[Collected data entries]
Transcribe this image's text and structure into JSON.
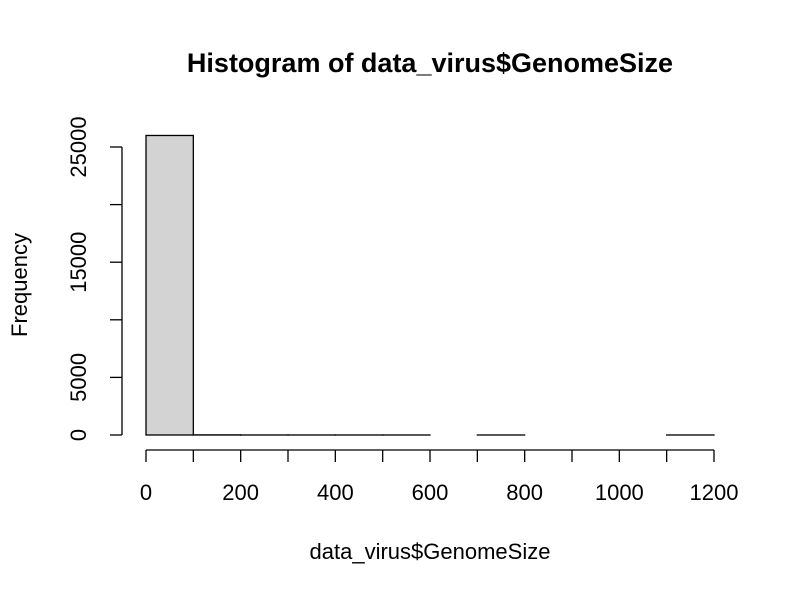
{
  "chart_data": {
    "type": "bar",
    "subtype": "histogram",
    "title": "Histogram of data_virus$GenomeSize",
    "xlabel": "data_virus$GenomeSize",
    "ylabel": "Frequency",
    "bin_edges": [
      0,
      100,
      200,
      300,
      400,
      500,
      600,
      700,
      800,
      900,
      1000,
      1100,
      1200
    ],
    "values": [
      26000,
      12,
      3,
      2,
      1,
      1,
      0,
      1,
      0,
      0,
      0,
      1
    ],
    "xlim": [
      0,
      1200
    ],
    "ylim": [
      0,
      26000
    ],
    "x_ticks": [
      "0",
      "200",
      "400",
      "600",
      "800",
      "1000",
      "1200"
    ],
    "y_ticks": [
      "0",
      "5000",
      "15000",
      "25000"
    ],
    "grid": false,
    "legend": "none",
    "colors": {
      "bar_fill": "#d3d3d3",
      "bar_stroke": "#000000",
      "background": "#ffffff"
    }
  }
}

-- What you need to do --
Read the entries above, then pull out the lines that include "GenomeSize".

-- Solution to the exercise --
    "title": "Histogram of data_virus$GenomeSize",
    "xlabel": "data_virus$GenomeSize",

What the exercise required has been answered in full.